• _Material for the task_:
== Segment start ==

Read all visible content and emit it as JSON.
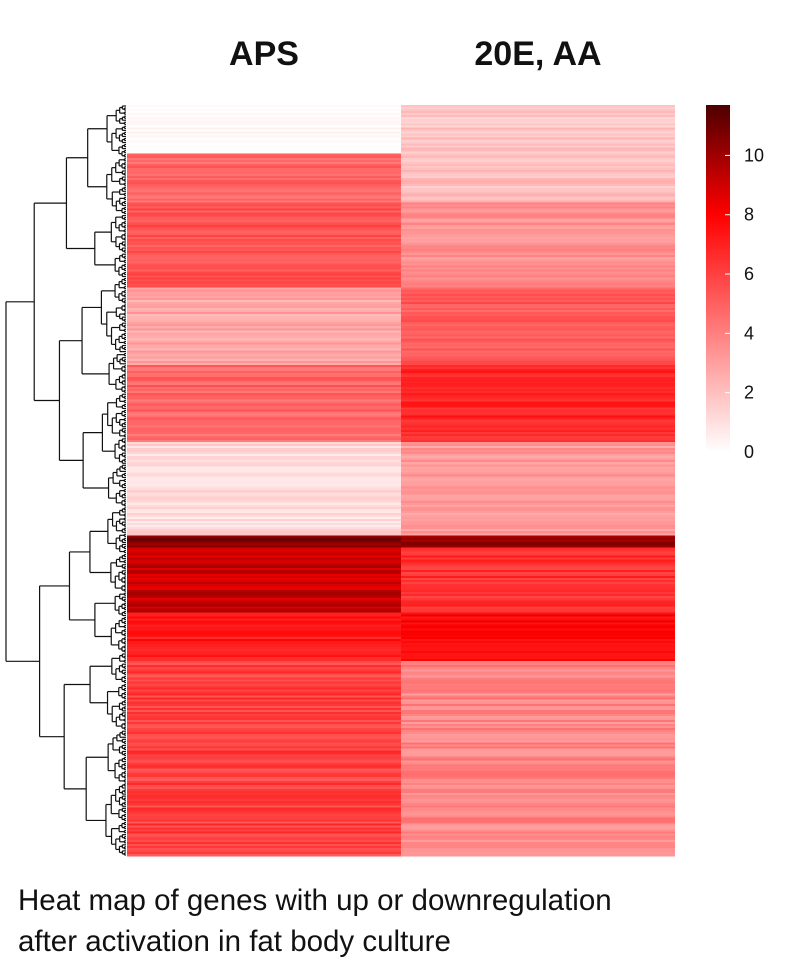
{
  "chart_data": {
    "type": "heatmap",
    "title": "",
    "columns": [
      "APS",
      "20E, AA"
    ],
    "scale": {
      "min": 0,
      "max": 11.7,
      "ticks": [
        0,
        2,
        4,
        6,
        8,
        10
      ],
      "colors": [
        "#ffffff",
        "#ff0000",
        "#4d0000"
      ],
      "color_stops": [
        0,
        8,
        11.7
      ]
    },
    "row_blocks": [
      {
        "rows": 24,
        "values": [
          0.2,
          1.8
        ],
        "jitter": [
          0.3,
          0.6
        ]
      },
      {
        "rows": 24,
        "values": [
          4.8,
          2.0
        ],
        "jitter": [
          0.7,
          0.6
        ]
      },
      {
        "rows": 42,
        "values": [
          5.5,
          3.5
        ],
        "jitter": [
          0.7,
          0.6
        ]
      },
      {
        "rows": 38,
        "values": [
          2.8,
          5.2
        ],
        "jitter": [
          0.7,
          0.6
        ]
      },
      {
        "rows": 38,
        "values": [
          4.8,
          6.8
        ],
        "jitter": [
          0.8,
          0.7
        ]
      },
      {
        "rows": 46,
        "values": [
          1.2,
          3.2
        ],
        "jitter": [
          0.6,
          0.6
        ]
      },
      {
        "rows": 6,
        "values": [
          10.5,
          10.0
        ],
        "jitter": [
          0.8,
          1.0
        ]
      },
      {
        "rows": 32,
        "values": [
          9.2,
          6.5
        ],
        "jitter": [
          0.8,
          0.7
        ]
      },
      {
        "rows": 24,
        "values": [
          7.2,
          7.8
        ],
        "jitter": [
          0.7,
          0.6
        ]
      },
      {
        "rows": 96,
        "values": [
          6.0,
          3.8
        ],
        "jitter": [
          0.9,
          0.8
        ]
      }
    ],
    "row_dendrogram": true
  },
  "caption": {
    "line1": "Heat map of genes with up or downregulation",
    "line2": "after activation in fat body culture"
  }
}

== Segment end ==

• _What is needed_:
Print all the lines above exactly as they are, but without the pictures.

• _Response below_:
Read all visible content and emit it as JSON.
{
  "chart_data": {
    "type": "heatmap",
    "title": "",
    "columns": [
      "APS",
      "20E, AA"
    ],
    "scale": {
      "min": 0,
      "max": 11.7,
      "ticks": [
        0,
        2,
        4,
        6,
        8,
        10
      ],
      "colors": [
        "#ffffff",
        "#ff0000",
        "#4d0000"
      ],
      "color_stops": [
        0,
        8,
        11.7
      ]
    },
    "row_blocks": [
      {
        "rows": 24,
        "values": [
          0.2,
          1.8
        ],
        "jitter": [
          0.3,
          0.6
        ]
      },
      {
        "rows": 24,
        "values": [
          4.8,
          2.0
        ],
        "jitter": [
          0.7,
          0.6
        ]
      },
      {
        "rows": 42,
        "values": [
          5.5,
          3.5
        ],
        "jitter": [
          0.7,
          0.6
        ]
      },
      {
        "rows": 38,
        "values": [
          2.8,
          5.2
        ],
        "jitter": [
          0.7,
          0.6
        ]
      },
      {
        "rows": 38,
        "values": [
          4.8,
          6.8
        ],
        "jitter": [
          0.8,
          0.7
        ]
      },
      {
        "rows": 46,
        "values": [
          1.2,
          3.2
        ],
        "jitter": [
          0.6,
          0.6
        ]
      },
      {
        "rows": 6,
        "values": [
          10.5,
          10.0
        ],
        "jitter": [
          0.8,
          1.0
        ]
      },
      {
        "rows": 32,
        "values": [
          9.2,
          6.5
        ],
        "jitter": [
          0.8,
          0.7
        ]
      },
      {
        "rows": 24,
        "values": [
          7.2,
          7.8
        ],
        "jitter": [
          0.7,
          0.6
        ]
      },
      {
        "rows": 96,
        "values": [
          6.0,
          3.8
        ],
        "jitter": [
          0.9,
          0.8
        ]
      }
    ],
    "row_dendrogram": true
  },
  "caption": {
    "line1": "Heat map of genes with up or downregulation",
    "line2": "after activation in fat body culture"
  }
}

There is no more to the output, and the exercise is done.